__Task goal__.
Return each of the following entries unchanged, preserving every line and its order.

__Exercise input__.
<<<<

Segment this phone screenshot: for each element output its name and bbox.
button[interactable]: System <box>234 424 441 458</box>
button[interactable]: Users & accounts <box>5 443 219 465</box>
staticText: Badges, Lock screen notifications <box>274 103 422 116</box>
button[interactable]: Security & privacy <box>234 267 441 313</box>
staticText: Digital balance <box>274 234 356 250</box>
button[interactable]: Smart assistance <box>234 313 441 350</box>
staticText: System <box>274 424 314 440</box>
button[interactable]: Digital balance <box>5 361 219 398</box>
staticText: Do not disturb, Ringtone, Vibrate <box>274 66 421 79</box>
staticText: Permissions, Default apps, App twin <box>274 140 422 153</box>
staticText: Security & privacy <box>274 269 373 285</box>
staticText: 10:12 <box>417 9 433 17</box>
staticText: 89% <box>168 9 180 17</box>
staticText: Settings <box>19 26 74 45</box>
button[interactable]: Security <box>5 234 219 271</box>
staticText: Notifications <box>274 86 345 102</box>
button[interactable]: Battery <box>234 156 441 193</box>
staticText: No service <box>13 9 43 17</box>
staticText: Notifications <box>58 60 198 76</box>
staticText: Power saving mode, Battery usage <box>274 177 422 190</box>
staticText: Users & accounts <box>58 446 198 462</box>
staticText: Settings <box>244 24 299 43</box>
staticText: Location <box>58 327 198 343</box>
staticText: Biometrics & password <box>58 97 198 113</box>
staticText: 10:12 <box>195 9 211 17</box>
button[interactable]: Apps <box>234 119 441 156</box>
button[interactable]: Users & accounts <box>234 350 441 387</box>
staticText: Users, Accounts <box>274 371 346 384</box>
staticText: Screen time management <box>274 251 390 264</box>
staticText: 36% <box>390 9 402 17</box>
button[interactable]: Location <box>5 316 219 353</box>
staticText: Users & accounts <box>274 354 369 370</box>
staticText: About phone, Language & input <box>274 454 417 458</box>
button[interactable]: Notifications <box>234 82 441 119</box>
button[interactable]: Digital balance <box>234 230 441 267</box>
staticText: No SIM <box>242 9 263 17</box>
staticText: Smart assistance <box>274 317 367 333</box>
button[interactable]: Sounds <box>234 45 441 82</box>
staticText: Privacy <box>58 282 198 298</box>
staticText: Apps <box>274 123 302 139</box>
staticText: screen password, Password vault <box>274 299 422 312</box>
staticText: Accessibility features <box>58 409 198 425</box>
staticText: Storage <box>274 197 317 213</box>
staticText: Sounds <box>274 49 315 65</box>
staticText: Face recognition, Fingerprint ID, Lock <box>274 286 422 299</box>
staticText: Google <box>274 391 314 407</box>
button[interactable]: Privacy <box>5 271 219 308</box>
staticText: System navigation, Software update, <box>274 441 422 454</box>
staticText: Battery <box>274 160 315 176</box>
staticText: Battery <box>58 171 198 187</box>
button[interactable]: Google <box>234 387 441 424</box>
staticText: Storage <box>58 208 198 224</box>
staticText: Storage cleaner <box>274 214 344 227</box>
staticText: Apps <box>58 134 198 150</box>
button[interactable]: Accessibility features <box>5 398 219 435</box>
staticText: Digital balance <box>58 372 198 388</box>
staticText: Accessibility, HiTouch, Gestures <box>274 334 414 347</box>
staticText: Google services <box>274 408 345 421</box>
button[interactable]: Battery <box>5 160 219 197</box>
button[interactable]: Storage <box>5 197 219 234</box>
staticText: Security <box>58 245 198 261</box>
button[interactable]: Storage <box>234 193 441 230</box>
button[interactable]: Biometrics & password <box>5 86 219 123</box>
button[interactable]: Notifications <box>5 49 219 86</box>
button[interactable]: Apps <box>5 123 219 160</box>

>>>>

__Answer to the task__.
Segment this phone screenshot: for each element output its name and bbox.
button[interactable]: System <box>234 424 441 458</box>
button[interactable]: Users & accounts <box>5 443 219 465</box>
staticText: Badges, Lock screen notifications <box>274 103 422 116</box>
button[interactable]: Security & privacy <box>234 267 441 313</box>
staticText: Digital balance <box>274 234 356 250</box>
button[interactable]: Smart assistance <box>234 313 441 350</box>
staticText: System <box>274 424 314 440</box>
button[interactable]: Digital balance <box>5 361 219 398</box>
staticText: Do not disturb, Ringtone, Vibrate <box>274 66 421 79</box>
staticText: Permissions, Default apps, App twin <box>274 140 422 153</box>
staticText: Security & privacy <box>274 269 373 285</box>
staticText: 10:12 <box>417 9 433 17</box>
staticText: 89% <box>168 9 180 17</box>
staticText: Settings <box>19 26 74 45</box>
button[interactable]: Security <box>5 234 219 271</box>
staticText: Notifications <box>274 86 345 102</box>
button[interactable]: Battery <box>234 156 441 193</box>
staticText: No service <box>13 9 43 17</box>
staticText: Notifications <box>58 60 198 76</box>
staticText: Power saving mode, Battery usage <box>274 177 422 190</box>
staticText: Users & accounts <box>58 446 198 462</box>
staticText: Settings <box>244 24 299 43</box>
staticText: Location <box>58 327 198 343</box>
staticText: Biometrics & password <box>58 97 198 113</box>
staticText: 10:12 <box>195 9 211 17</box>
button[interactable]: Apps <box>234 119 441 156</box>
button[interactable]: Users & accounts <box>234 350 441 387</box>
staticText: Users, Accounts <box>274 371 346 384</box>
staticText: Screen time management <box>274 251 390 264</box>
staticText: 36% <box>390 9 402 17</box>
button[interactable]: Location <box>5 316 219 353</box>
staticText: Users & accounts <box>274 354 369 370</box>
staticText: About phone, Language & input <box>274 454 417 458</box>
button[interactable]: Notifications <box>234 82 441 119</box>
button[interactable]: Digital balance <box>234 230 441 267</box>
staticText: No SIM <box>242 9 263 17</box>
staticText: Smart assistance <box>274 317 367 333</box>
button[interactable]: Sounds <box>234 45 441 82</box>
staticText: Privacy <box>58 282 198 298</box>
staticText: Apps <box>274 123 302 139</box>
staticText: screen password, Password vault <box>274 299 422 312</box>
staticText: Accessibility features <box>58 409 198 425</box>
staticText: Storage <box>274 197 317 213</box>
staticText: Sounds <box>274 49 315 65</box>
staticText: Face recognition, Fingerprint ID, Lock <box>274 286 422 299</box>
staticText: Google <box>274 391 314 407</box>
button[interactable]: Privacy <box>5 271 219 308</box>
staticText: System navigation, Software update, <box>274 441 422 454</box>
staticText: Battery <box>274 160 315 176</box>
staticText: Battery <box>58 171 198 187</box>
button[interactable]: Google <box>234 387 441 424</box>
staticText: Storage <box>58 208 198 224</box>
staticText: Storage cleaner <box>274 214 344 227</box>
staticText: Apps <box>58 134 198 150</box>
button[interactable]: Accessibility features <box>5 398 219 435</box>
staticText: Digital balance <box>58 372 198 388</box>
staticText: Accessibility, HiTouch, Gestures <box>274 334 414 347</box>
staticText: Google services <box>274 408 345 421</box>
button[interactable]: Battery <box>5 160 219 197</box>
button[interactable]: Storage <box>5 197 219 234</box>
staticText: Security <box>58 245 198 261</box>
button[interactable]: Storage <box>234 193 441 230</box>
button[interactable]: Biometrics & password <box>5 86 219 123</box>
button[interactable]: Notifications <box>5 49 219 86</box>
button[interactable]: Apps <box>5 123 219 160</box>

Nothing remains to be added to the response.